Each entry needs to be restated exactly as written.

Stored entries
* * * * * * * * *

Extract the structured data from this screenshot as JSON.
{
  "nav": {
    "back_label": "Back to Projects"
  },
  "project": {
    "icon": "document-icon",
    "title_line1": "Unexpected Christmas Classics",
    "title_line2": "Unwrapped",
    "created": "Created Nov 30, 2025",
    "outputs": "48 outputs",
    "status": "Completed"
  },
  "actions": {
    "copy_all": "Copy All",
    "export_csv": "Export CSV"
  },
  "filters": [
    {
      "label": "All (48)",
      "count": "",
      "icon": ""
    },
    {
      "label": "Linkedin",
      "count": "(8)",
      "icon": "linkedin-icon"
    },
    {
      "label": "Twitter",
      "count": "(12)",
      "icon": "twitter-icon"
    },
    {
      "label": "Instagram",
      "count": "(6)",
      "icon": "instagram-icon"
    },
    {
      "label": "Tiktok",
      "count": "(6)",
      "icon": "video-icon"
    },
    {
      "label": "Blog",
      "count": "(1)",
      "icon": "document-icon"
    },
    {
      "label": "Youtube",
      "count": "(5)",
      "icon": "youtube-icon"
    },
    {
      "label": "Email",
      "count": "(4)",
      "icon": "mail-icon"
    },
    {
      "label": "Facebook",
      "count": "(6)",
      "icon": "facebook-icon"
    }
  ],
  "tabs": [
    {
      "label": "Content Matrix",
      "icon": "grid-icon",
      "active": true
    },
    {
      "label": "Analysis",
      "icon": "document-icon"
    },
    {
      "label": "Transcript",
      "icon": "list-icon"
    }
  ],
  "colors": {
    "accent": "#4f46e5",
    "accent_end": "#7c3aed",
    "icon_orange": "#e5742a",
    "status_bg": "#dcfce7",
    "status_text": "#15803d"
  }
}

* * * * * * * * *

→ TASK RESULT
Extract the structured data from this screenshot as JSON.
{
  "nav": {
    "back_label": "Back to Projects"
  },
  "project": {
    "icon": "document-icon",
    "title_line1": "Unexpected Christmas Classics",
    "title_line2": "Unwrapped",
    "created": "Created Nov 30, 2025",
    "outputs": "48 outputs",
    "status": "Completed"
  },
  "actions": {
    "copy_all": "Copy All",
    "export_csv": "Export CSV"
  },
  "filters": [
    {
      "label": "All (48)",
      "count": "",
      "icon": ""
    },
    {
      "label": "Linkedin",
      "count": "(8)",
      "icon": "linkedin-icon"
    },
    {
      "label": "Twitter",
      "count": "(12)",
      "icon": "twitter-icon"
    },
    {
      "label": "Instagram",
      "count": "(6)",
      "icon": "instagram-icon"
    },
    {
      "label": "Tiktok",
      "count": "(6)",
      "icon": "video-icon"
    },
    {
      "label": "Blog",
      "count": "(1)",
      "icon": "document-icon"
    },
    {
      "label": "Youtube",
      "count": "(5)",
      "icon": "youtube-icon"
    },
    {
      "label": "Email",
      "count": "(4)",
      "icon": "mail-icon"
    },
    {
      "label": "Facebook",
      "count": "(6)",
      "icon": "facebook-icon"
    }
  ],
  "tabs": [
    {
      "label": "Content Matrix",
      "icon": "grid-icon",
      "active": true
    },
    {
      "label": "Analysis",
      "icon": "document-icon"
    },
    {
      "label": "Transcript",
      "icon": "list-icon"
    }
  ],
  "colors": {
    "accent": "#4f46e5",
    "accent_end": "#7c3aed",
    "icon_orange": "#e5742a",
    "status_bg": "#dcfce7",
    "status_text": "#15803d"
  }
}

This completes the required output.